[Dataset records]
## Start
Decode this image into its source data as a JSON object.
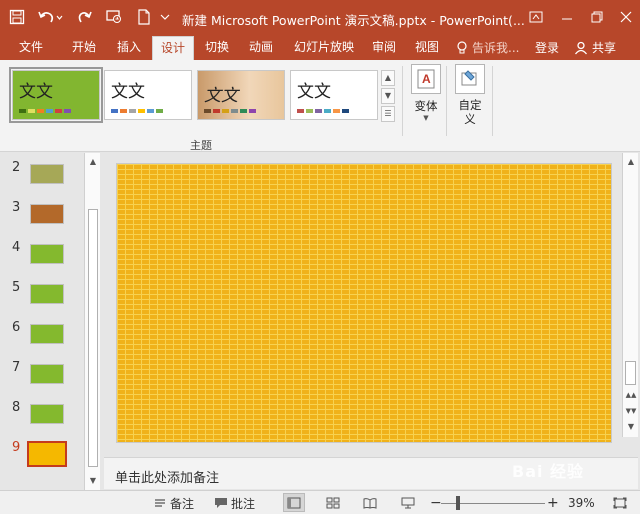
{
  "title_bar": {
    "title": "新建 Microsoft PowerPoint 演示文稿.pptx - PowerPoint(..."
  },
  "ribbon_tabs": [
    "文件",
    "开始",
    "插入",
    "设计",
    "切换",
    "动画",
    "幻灯片放映",
    "审阅",
    "视图"
  ],
  "active_tab": "设计",
  "tell_me": "告诉我...",
  "login": "登录",
  "share": "共享",
  "themes": {
    "group_label": "主题",
    "items": [
      {
        "label": "文文",
        "background": "#82b630",
        "text_color": "#2a2a2a"
      },
      {
        "label": "文文",
        "background": "#ffffff",
        "text_color": "#2a2a2a"
      },
      {
        "label": "文文",
        "background": "#d6b08a",
        "text_color": "#2a2a2a"
      },
      {
        "label": "文文",
        "background": "#ffffff",
        "text_color": "#2a2a2a"
      }
    ]
  },
  "variants_label": "变体",
  "customize_label": "自定\n义",
  "slides": [
    {
      "number": "2",
      "color": "#a6a857"
    },
    {
      "number": "3",
      "color": "#b3692a"
    },
    {
      "number": "4",
      "color": "#84b92e"
    },
    {
      "number": "5",
      "color": "#84b92e"
    },
    {
      "number": "6",
      "color": "#84b92e"
    },
    {
      "number": "7",
      "color": "#84b92e"
    },
    {
      "number": "8",
      "color": "#84b92e"
    },
    {
      "number": "9",
      "color": "#f5b800"
    }
  ],
  "current_slide": "9",
  "notes_placeholder": "单击此处添加备注",
  "status_bar": {
    "notes": "备注",
    "comments": "批注",
    "zoom": "39%"
  },
  "watermark": "Bai 经验",
  "colors": {
    "accent": "#b7472a",
    "slide_fill": "#f0b21a"
  }
}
## End
→ Your task
In the lines above, find each one with "number" and list it.

→ Output for this task
      "number": "2",
      "number": "3",
      "number": "4",
      "number": "5",
      "number": "6",
      "number": "7",
      "number": "8",
      "number": "9",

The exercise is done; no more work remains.